Task statement: Write out the whole listing again, exactly as given.

Exercise inputs:
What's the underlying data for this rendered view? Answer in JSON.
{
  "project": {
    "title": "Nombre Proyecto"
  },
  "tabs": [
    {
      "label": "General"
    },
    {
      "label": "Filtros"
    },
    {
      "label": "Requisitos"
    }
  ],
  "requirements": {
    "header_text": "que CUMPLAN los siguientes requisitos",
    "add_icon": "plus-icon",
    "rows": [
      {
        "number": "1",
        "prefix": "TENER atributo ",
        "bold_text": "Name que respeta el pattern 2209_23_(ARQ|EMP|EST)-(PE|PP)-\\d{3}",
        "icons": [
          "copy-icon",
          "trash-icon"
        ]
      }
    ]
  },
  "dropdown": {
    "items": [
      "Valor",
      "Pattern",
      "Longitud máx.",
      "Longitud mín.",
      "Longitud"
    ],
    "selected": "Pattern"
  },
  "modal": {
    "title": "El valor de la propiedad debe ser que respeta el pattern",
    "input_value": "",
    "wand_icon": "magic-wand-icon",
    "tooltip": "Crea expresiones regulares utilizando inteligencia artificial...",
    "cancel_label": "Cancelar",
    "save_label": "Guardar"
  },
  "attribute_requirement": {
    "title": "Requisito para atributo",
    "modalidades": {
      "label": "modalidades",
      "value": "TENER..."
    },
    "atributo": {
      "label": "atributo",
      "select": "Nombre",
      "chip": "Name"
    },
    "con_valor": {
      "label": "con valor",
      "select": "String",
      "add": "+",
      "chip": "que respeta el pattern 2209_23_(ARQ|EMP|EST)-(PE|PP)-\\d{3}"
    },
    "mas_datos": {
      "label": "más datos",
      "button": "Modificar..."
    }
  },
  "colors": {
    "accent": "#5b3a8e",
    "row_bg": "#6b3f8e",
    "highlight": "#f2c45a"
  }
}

Result for this task:
What's the underlying data for this rendered view? Answer in JSON.
{
  "project": {
    "title": "Nombre Proyecto"
  },
  "tabs": [
    {
      "label": "General"
    },
    {
      "label": "Filtros"
    },
    {
      "label": "Requisitos"
    }
  ],
  "requirements": {
    "header_text": "que CUMPLAN los siguientes requisitos",
    "add_icon": "plus-icon",
    "rows": [
      {
        "number": "1",
        "prefix": "TENER atributo ",
        "bold_text": "Name que respeta el pattern 2209_23_(ARQ|EMP|EST)-(PE|PP)-\\d{3}",
        "icons": [
          "copy-icon",
          "trash-icon"
        ]
      }
    ]
  },
  "dropdown": {
    "items": [
      "Valor",
      "Pattern",
      "Longitud máx.",
      "Longitud mín.",
      "Longitud"
    ],
    "selected": "Pattern"
  },
  "modal": {
    "title": "El valor de la propiedad debe ser que respeta el pattern",
    "input_value": "",
    "wand_icon": "magic-wand-icon",
    "tooltip": "Crea expresiones regulares utilizando inteligencia artificial...",
    "cancel_label": "Cancelar",
    "save_label": "Guardar"
  },
  "attribute_requirement": {
    "title": "Requisito para atributo",
    "modalidades": {
      "label": "modalidades",
      "value": "TENER..."
    },
    "atributo": {
      "label": "atributo",
      "select": "Nombre",
      "chip": "Name"
    },
    "con_valor": {
      "label": "con valor",
      "select": "String",
      "add": "+",
      "chip": "que respeta el pattern 2209_23_(ARQ|EMP|EST)-(PE|PP)-\\d{3}"
    },
    "mas_datos": {
      "label": "más datos",
      "button": "Modificar..."
    }
  },
  "colors": {
    "accent": "#5b3a8e",
    "row_bg": "#6b3f8e",
    "highlight": "#f2c45a"
  }
}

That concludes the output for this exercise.